== Your goal ==
Write out the whole listing exactly as it stands.

•••••

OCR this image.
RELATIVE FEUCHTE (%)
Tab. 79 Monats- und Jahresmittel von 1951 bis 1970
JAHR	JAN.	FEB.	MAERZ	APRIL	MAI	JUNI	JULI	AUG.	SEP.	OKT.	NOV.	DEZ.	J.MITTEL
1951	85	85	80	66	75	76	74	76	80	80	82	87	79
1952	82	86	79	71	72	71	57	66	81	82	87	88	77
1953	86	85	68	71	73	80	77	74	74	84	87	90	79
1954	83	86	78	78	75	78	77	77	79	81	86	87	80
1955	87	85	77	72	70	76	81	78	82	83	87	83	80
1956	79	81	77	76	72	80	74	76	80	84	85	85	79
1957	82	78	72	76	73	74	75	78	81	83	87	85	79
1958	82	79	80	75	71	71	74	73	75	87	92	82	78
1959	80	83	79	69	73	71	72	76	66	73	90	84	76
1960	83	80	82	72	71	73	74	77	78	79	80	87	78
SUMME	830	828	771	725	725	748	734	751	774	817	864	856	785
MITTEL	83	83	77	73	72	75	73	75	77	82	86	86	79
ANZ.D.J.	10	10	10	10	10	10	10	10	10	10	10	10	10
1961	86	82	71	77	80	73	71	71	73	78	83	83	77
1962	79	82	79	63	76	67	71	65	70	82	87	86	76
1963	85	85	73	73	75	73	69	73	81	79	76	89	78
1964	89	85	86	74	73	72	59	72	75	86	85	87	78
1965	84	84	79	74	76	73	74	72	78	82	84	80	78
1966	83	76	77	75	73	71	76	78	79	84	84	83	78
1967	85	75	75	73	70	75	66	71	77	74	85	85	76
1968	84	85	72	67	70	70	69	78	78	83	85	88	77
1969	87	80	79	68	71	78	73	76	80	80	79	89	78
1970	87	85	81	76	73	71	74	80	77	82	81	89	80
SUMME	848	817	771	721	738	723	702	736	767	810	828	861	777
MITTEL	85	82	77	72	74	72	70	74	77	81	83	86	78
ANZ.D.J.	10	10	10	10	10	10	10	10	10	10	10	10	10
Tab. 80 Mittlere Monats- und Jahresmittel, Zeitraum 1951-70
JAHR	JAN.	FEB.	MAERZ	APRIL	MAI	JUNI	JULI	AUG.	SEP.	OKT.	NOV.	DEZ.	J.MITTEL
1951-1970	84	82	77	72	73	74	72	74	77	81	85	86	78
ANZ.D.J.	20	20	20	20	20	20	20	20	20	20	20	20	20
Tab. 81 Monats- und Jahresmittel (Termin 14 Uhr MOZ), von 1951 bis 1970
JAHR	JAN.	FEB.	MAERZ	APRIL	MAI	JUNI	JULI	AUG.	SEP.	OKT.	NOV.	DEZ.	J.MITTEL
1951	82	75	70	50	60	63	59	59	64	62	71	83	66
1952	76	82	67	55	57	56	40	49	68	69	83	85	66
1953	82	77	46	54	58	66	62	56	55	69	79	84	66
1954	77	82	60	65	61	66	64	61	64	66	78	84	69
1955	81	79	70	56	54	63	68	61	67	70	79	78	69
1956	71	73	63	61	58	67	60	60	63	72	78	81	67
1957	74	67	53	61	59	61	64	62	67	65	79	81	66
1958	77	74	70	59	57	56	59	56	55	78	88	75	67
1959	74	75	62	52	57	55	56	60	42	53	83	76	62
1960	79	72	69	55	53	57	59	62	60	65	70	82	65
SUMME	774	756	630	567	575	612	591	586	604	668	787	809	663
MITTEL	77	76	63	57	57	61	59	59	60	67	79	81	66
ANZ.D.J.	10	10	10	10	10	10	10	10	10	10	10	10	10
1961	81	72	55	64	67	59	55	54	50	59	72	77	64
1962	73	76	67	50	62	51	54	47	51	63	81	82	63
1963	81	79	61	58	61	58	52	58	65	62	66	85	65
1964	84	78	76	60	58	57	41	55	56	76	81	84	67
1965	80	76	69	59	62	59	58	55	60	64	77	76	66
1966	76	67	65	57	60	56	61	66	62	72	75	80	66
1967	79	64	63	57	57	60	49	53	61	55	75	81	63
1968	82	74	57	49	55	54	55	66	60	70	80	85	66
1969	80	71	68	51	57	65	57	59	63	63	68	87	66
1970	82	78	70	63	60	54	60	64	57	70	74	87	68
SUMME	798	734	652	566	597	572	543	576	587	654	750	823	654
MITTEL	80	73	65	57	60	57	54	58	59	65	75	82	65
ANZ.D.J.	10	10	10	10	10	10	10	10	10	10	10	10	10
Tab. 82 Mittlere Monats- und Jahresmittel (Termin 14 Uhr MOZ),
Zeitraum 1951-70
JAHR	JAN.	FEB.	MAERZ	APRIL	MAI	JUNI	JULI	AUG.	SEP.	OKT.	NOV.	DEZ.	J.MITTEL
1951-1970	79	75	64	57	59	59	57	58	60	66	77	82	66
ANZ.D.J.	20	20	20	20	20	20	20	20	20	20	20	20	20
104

•••••

== Exercise answer ==
OCR this image.
RELATIVE FEUCHTE (%)
Tab. 79 Monats- und Jahresmittel von 1951 bis 1970
JAHR	JAN.	FEB.	MAERZ	APRIL	MAI	JUNI	JULI	AUG.	SEP.	OKT.	NOV.	DEZ.	J.MITTEL
1951	85	85	80	66	75	76	74	76	80	80	82	87	79
1952	82	86	79	71	72	71	57	66	81	82	87	88	77
1953	86	85	68	71	73	80	77	74	74	84	87	90	79
1954	83	86	78	78	75	78	77	77	79	81	86	87	80
1955	87	85	77	72	70	76	81	78	82	83	87	83	80
1956	79	81	77	76	72	80	74	76	80	84	85	85	79
1957	82	78	72	76	73	74	75	78	81	83	87	85	79
1958	82	79	80	75	71	71	74	73	75	87	92	82	78
1959	80	83	79	69	73	71	72	76	66	73	90	84	76
1960	83	80	82	72	71	73	74	77	78	79	80	87	78
SUMME	830	828	771	725	725	748	734	751	774	817	864	856	785
MITTEL	83	83	77	73	72	75	73	75	77	82	86	86	79
ANZ.D.J.	10	10	10	10	10	10	10	10	10	10	10	10	10
1961	86	82	71	77	80	73	71	71	73	78	83	83	77
1962	79	82	79	63	76	67	71	65	70	82	87	86	76
1963	85	85	73	73	75	73	69	73	81	79	76	89	78
1964	89	85	86	74	73	72	59	72	75	86	85	87	78
1965	84	84	79	74	76	73	74	72	78	82	84	80	78
1966	83	76	77	75	73	71	76	78	79	84	84	83	78
1967	85	75	75	73	70	75	66	71	77	74	85	85	76
1968	84	85	72	67	70	70	69	78	78	83	85	88	77
1969	87	80	79	68	71	78	73	76	80	80	79	89	78
1970	87	85	81	76	73	71	74	80	77	82	81	89	80
SUMME	848	817	771	721	738	723	702	736	767	810	828	861	777
MITTEL	85	82	77	72	74	72	70	74	77	81	83	86	78
ANZ.D.J.	10	10	10	10	10	10	10	10	10	10	10	10	10
Tab. 80 Mittlere Monats- und Jahresmittel, Zeitraum 1951-70
JAHR	JAN.	FEB.	MAERZ	APRIL	MAI	JUNI	JULI	AUG.	SEP.	OKT.	NOV.	DEZ.	J.MITTEL
1951-1970	84	82	77	72	73	74	72	74	77	81	85	86	78
ANZ.D.J.	20	20	20	20	20	20	20	20	20	20	20	20	20
Tab. 81 Monats- und Jahresmittel (Termin 14 Uhr MOZ), von 1951 bis 1970
JAHR	JAN.	FEB.	MAERZ	APRIL	MAI	JUNI	JULI	AUG.	SEP.	OKT.	NOV.	DEZ.	J.MITTEL
1951	82	75	70	50	60	63	59	59	64	62	71	83	66
1952	76	82	67	55	57	56	40	49	68	69	83	85	66
1953	82	77	46	54	58	66	62	56	55	69	79	84	66
1954	77	82	60	65	61	66	64	61	64	66	78	84	69
1955	81	79	70	56	54	63	68	61	67	70	79	78	69
1956	71	73	63	61	58	67	60	60	63	72	78	81	67
1957	74	67	53	61	59	61	64	62	67	65	79	81	66
1958	77	74	70	59	57	56	59	56	55	78	88	75	67
1959	74	75	62	52	57	55	56	60	42	53	83	76	62
1960	79	72	69	55	53	57	59	62	60	65	70	82	65
SUMME	774	756	630	567	575	612	591	586	604	668	787	809	663
MITTEL	77	76	63	57	57	61	59	59	60	67	79	81	66
ANZ.D.J.	10	10	10	10	10	10	10	10	10	10	10	10	10
1961	81	72	55	64	67	59	55	54	50	59	72	77	64
1962	73	76	67	50	62	51	54	47	51	63	81	82	63
1963	81	79	61	58	61	58	52	58	65	62	66	85	65
1964	84	78	76	60	58	57	41	55	56	76	81	84	67
1965	80	76	69	59	62	59	58	55	60	64	77	76	66
1966	76	67	65	57	60	56	61	66	62	72	75	80	66
1967	79	64	63	57	57	60	49	53	61	55	75	81	63
1968	82	74	57	49	55	54	55	66	60	70	80	85	66
1969	80	71	68	51	57	65	57	59	63	63	68	87	66
1970	82	78	70	63	60	54	60	64	57	70	74	87	68
SUMME	798	734	652	566	597	572	543	576	587	654	750	823	654
MITTEL	80	73	65	57	60	57	54	58	59	65	75	82	65
ANZ.D.J.	10	10	10	10	10	10	10	10	10	10	10	10	10
Tab. 82 Mittlere Monats- und Jahresmittel (Termin 14 Uhr MOZ),
Zeitraum 1951-70
JAHR	JAN.	FEB.	MAERZ	APRIL	MAI	JUNI	JULI	AUG.	SEP.	OKT.	NOV.	DEZ.	J.MITTEL
1951-1970	79	75	64	57	59	59	57	58	60	66	77	82	66
ANZ.D.J.	20	20	20	20	20	20	20	20	20	20	20	20	20
104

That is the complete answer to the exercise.